- Task requirements: Your answer is a copy of every line in the records where "Interests" appears.

- Material for this exercise:
---

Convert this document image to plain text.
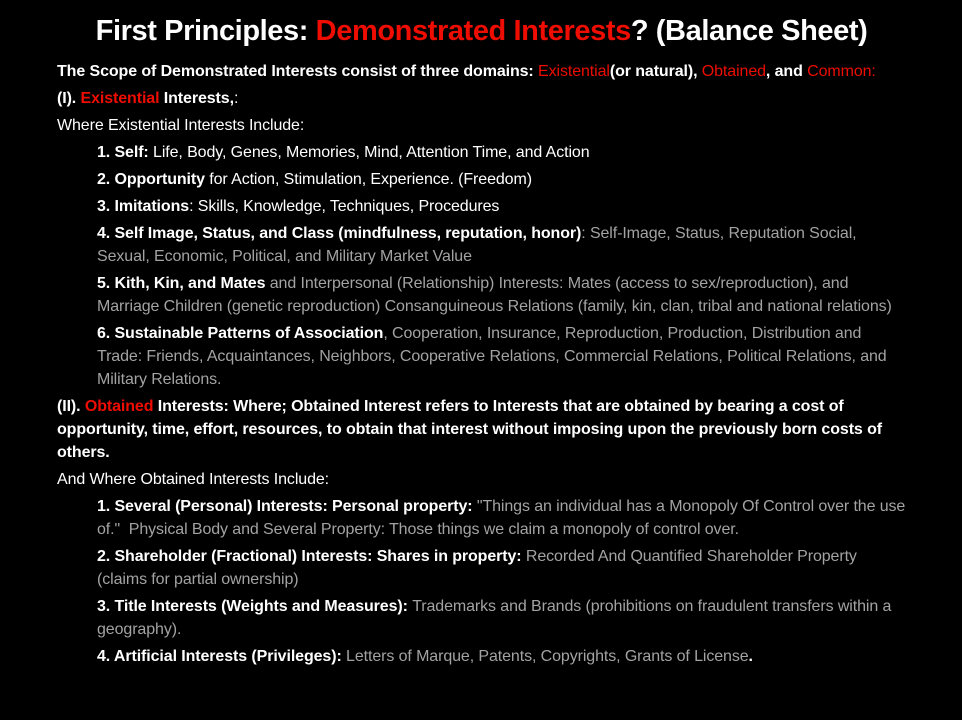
First Principles: Demonstrated Interests? (Balance Sheet)

The Scope of Demonstrated Interests consist of three domains: Existential(or natural), Obtained, and Common:

(I). Existential Interests,:

Where Existential Interests Include:

1. Self: Life, Body, Genes, Memories, Mind, Attention Time, and Action

2. Opportunity for Action, Stimulation, Experience. (Freedom)

3. Imitations: Skills, Knowledge, Techniques, Procedures

4. Self Image, Status, and Class (mindfulness, reputation, honor): Self-Image, Status, Reputation Social, Sexual, Economic, Political, and Military Market Value

5. Kith, Kin, and Mates and Interpersonal (Relationship) Interests: Mates (access to sex/reproduction), and Marriage Children (genetic reproduction) Consanguineous Relations (family, kin, clan, tribal and national relations)

6. Sustainable Patterns of Association, Cooperation, Insurance, Reproduction, Production, Distribution and Trade: Friends, Acquaintances, Neighbors, Cooperative Relations, Commercial Relations, Political Relations, and Military Relations.

(II). Obtained Interests: Where; Obtained Interest refers to Interests that are obtained by bearing a cost of opportunity, time, effort, resources, to obtain that interest without imposing upon the previously born costs of others.

And Where Obtained Interests Include:

1. Several (Personal) Interests: Personal property: "Things an individual has a Monopoly Of Control over the use of."  Physical Body and Several Property: Those things we claim a monopoly of control over.

2. Shareholder (Fractional) Interests: Shares in property: Recorded And Quantified Shareholder Property (claims for partial ownership)

3. Title Interests (Weights and Measures): Trademarks and Brands (prohibitions on fraudulent transfers within a geography).

4. Artificial Interests (Privileges): Letters of Marque, Patents, Copyrights, Grants of License.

---

- Solution to the problem:
First Principles: Demonstrated Interests? (Balance Sheet)
The Scope of Demonstrated Interests consist of three domains: Existential(or natural), Obtained, and Common:
(I). Existential Interests,:
Where Existential Interests Include:
5. Kith, Kin, and Mates and Interpersonal (Relationship) Interests: Mates (access to sex/reproduction), and Marriage Children (genetic reproduction) Consanguineous Relations (family, kin, clan, tribal and national relations)
(II). Obtained Interests: Where; Obtained Interest refers to Interests that are obtained by bearing a cost of opportunity, time, effort, resources, to obtain that interest without imposing upon the previously born costs of others.
And Where Obtained Interests Include:
1. Several (Personal) Interests: Personal property: "Things an individual has a Monopoly Of Control over the use of."  Physical Body and Several Property: Those things we claim a monopoly of control over.
2. Shareholder (Fractional) Interests: Shares in property: Recorded And Quantified Shareholder Property (claims for partial ownership)
3. Title Interests (Weights and Measures): Trademarks and Brands (prohibitions on fraudulent transfers within a geography).
4. Artificial Interests (Privileges): Letters of Marque, Patents, Copyrights, Grants of License.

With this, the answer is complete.